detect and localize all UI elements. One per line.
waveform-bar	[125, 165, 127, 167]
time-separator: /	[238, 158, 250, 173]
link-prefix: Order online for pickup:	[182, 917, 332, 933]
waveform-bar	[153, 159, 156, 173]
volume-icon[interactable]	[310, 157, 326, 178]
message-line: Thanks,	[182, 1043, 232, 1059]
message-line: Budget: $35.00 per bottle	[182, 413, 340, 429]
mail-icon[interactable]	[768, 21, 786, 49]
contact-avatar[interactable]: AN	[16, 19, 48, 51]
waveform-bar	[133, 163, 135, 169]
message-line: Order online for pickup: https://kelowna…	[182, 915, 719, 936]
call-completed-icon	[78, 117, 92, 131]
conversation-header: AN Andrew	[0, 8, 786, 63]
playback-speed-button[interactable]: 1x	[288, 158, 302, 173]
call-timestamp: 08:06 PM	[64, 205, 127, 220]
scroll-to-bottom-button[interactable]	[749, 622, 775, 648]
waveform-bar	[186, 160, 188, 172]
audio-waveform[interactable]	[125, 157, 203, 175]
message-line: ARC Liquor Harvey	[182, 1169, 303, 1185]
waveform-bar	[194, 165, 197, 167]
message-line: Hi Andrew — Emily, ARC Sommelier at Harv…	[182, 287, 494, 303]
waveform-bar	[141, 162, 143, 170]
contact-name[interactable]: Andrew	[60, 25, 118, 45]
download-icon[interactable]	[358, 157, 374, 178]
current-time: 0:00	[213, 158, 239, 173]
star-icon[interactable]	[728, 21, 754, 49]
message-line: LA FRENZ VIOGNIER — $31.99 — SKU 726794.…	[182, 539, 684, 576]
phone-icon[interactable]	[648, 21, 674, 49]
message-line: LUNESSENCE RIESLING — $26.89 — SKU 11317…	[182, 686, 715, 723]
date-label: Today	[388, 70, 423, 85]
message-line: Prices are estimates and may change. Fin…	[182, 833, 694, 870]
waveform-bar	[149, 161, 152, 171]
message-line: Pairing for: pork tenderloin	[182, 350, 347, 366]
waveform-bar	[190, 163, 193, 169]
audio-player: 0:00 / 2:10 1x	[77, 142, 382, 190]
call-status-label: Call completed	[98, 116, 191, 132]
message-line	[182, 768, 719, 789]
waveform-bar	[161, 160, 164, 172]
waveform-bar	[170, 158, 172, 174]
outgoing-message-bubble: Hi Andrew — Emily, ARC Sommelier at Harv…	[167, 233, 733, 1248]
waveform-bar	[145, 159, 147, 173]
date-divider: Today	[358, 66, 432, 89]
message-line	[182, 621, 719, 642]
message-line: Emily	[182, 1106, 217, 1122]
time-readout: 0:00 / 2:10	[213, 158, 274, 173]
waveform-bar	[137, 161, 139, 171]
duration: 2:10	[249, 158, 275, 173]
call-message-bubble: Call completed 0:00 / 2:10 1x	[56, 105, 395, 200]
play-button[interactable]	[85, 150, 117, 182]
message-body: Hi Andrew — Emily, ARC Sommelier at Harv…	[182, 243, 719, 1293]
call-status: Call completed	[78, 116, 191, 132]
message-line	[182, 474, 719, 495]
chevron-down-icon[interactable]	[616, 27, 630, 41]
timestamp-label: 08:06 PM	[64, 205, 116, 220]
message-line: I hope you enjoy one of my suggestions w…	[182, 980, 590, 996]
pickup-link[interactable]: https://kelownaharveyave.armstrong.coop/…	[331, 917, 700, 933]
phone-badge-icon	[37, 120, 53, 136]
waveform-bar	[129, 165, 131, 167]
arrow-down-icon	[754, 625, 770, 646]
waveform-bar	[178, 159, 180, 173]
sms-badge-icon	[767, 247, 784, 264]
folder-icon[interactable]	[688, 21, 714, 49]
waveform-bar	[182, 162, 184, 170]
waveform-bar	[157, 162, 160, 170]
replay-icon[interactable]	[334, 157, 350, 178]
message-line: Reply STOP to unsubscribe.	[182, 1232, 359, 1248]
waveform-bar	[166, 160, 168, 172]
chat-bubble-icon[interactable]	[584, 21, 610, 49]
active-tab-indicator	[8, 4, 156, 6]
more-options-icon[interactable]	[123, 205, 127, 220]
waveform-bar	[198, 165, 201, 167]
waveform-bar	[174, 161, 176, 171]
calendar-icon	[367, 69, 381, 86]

◆ ◆ ◆

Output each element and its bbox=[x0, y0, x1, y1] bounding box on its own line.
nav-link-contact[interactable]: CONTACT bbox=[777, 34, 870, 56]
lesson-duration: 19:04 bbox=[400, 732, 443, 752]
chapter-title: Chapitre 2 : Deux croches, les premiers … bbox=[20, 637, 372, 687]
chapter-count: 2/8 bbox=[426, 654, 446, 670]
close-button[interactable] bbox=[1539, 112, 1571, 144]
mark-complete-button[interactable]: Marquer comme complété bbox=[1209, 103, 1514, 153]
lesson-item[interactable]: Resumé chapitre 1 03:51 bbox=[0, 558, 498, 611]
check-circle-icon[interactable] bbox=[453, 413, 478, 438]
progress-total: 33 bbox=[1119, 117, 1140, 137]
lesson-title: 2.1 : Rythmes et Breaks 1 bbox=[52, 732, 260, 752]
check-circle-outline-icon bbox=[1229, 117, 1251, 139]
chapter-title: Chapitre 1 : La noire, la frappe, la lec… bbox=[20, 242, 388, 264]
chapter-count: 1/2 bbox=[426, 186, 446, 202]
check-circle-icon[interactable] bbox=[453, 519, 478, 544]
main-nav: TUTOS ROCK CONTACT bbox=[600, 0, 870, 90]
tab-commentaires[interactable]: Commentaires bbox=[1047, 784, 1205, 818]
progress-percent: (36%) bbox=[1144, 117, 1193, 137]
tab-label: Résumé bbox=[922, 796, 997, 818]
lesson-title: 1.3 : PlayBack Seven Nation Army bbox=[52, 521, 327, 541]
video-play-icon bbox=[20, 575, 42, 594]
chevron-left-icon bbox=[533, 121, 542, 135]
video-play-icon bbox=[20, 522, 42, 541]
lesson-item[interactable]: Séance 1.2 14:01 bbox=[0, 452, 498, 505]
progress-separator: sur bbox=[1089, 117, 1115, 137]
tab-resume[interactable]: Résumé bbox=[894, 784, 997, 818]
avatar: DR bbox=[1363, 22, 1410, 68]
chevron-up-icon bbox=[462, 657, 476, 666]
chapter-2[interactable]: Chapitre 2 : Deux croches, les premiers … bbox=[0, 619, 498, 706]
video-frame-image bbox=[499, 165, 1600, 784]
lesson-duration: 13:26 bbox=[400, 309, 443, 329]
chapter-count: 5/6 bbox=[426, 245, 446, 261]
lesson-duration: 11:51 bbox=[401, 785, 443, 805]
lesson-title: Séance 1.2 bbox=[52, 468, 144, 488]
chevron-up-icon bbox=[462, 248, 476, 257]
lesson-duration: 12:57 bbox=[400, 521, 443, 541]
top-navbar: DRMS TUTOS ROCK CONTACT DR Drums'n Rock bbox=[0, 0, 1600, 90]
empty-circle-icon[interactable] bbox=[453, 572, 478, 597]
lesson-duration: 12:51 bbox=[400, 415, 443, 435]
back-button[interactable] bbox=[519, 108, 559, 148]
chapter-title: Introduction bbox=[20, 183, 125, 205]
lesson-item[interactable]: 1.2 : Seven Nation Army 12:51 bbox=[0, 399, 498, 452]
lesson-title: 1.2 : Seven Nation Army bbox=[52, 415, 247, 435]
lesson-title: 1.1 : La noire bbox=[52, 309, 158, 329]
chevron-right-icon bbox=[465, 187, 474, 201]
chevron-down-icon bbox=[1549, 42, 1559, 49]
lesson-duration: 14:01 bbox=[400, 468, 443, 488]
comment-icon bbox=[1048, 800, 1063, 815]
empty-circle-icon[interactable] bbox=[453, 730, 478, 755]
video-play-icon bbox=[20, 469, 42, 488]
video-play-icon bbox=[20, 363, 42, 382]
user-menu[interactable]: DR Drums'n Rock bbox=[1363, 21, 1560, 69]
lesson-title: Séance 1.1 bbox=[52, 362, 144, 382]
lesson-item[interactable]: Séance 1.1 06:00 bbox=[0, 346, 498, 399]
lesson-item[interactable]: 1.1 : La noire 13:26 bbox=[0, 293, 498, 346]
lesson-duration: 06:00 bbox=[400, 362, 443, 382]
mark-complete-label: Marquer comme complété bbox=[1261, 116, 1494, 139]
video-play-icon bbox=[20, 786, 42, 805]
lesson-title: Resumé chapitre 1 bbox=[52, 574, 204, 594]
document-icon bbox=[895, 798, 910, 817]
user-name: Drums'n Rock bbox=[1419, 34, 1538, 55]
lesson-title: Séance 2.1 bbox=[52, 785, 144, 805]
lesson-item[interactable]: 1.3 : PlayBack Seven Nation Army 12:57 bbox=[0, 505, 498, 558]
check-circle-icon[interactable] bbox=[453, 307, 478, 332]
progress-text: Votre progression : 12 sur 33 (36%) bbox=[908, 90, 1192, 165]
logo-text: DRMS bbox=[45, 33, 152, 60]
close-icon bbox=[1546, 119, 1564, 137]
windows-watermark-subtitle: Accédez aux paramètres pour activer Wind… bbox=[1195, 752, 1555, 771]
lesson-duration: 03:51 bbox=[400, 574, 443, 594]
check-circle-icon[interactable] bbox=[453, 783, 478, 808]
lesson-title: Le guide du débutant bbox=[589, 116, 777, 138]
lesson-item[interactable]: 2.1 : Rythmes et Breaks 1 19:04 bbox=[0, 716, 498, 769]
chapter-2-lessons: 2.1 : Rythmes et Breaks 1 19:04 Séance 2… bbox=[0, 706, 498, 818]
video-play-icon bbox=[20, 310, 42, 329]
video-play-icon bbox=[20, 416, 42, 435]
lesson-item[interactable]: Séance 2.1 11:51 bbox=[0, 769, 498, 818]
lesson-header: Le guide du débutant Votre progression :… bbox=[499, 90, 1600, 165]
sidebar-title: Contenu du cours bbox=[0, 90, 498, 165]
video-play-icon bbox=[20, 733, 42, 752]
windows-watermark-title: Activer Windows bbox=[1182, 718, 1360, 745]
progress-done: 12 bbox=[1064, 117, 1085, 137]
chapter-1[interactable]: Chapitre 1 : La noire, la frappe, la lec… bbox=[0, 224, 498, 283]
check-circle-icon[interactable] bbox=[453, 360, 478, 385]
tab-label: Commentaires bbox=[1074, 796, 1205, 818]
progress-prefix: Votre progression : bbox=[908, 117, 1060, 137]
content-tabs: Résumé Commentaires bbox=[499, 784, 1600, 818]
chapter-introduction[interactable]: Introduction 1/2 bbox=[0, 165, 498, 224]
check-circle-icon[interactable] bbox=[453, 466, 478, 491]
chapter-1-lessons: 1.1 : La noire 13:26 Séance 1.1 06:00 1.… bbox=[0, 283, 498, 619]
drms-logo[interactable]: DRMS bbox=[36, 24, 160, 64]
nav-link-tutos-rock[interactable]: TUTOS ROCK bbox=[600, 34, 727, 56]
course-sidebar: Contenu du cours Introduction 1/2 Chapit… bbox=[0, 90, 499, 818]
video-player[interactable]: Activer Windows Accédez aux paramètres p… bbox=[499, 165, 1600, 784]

◆ ◆ ◆

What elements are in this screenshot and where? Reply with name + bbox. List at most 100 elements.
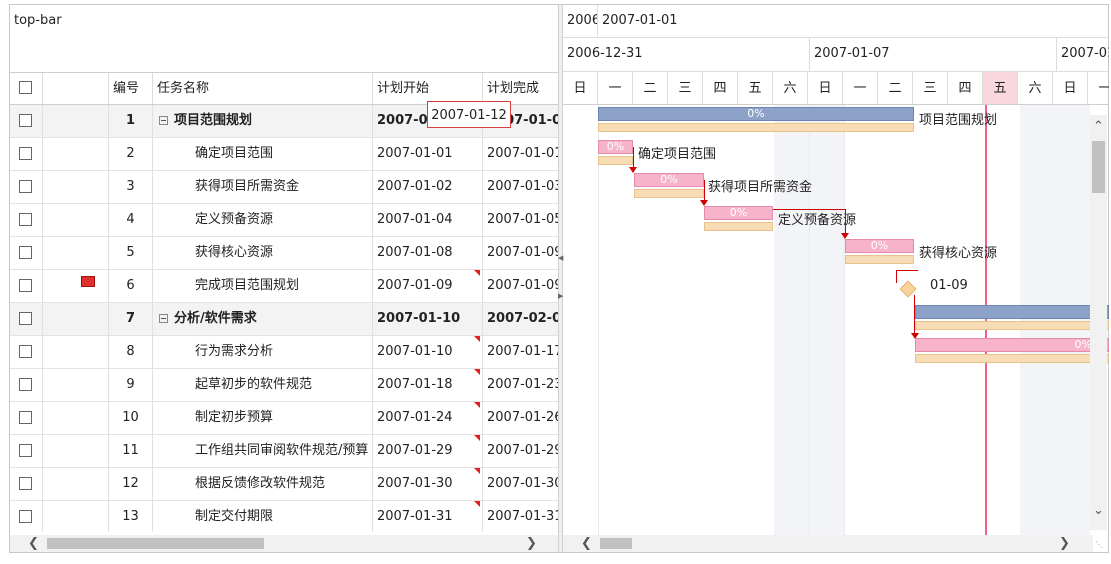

◆ ◆ ◆

**Exercise directions:** Copy out verbatim every row from the one containing "Output each element" down to the one containing "chapter-title: Chapitre 1", including both of those rows and no others.

**Exercise output:**
Output each element and its bbox=[x0, y0, x1, y1] bounding box on its own line.
nav-link-contact[interactable]: CONTACT bbox=[777, 34, 870, 56]
lesson-duration: 19:04 bbox=[400, 732, 443, 752]
chapter-title: Chapitre 2 : Deux croches, les premiers … bbox=[20, 637, 372, 687]
chapter-count: 2/8 bbox=[426, 654, 446, 670]
close-button[interactable] bbox=[1539, 112, 1571, 144]
mark-complete-button[interactable]: Marquer comme complété bbox=[1209, 103, 1514, 153]
lesson-item[interactable]: Resumé chapitre 1 03:51 bbox=[0, 558, 498, 611]
check-circle-icon[interactable] bbox=[453, 413, 478, 438]
progress-total: 33 bbox=[1119, 117, 1140, 137]
lesson-title: 2.1 : Rythmes et Breaks 1 bbox=[52, 732, 260, 752]
check-circle-outline-icon bbox=[1229, 117, 1251, 139]
chapter-title: Chapitre 1 : La noire, la frappe, la lec… bbox=[20, 242, 388, 264]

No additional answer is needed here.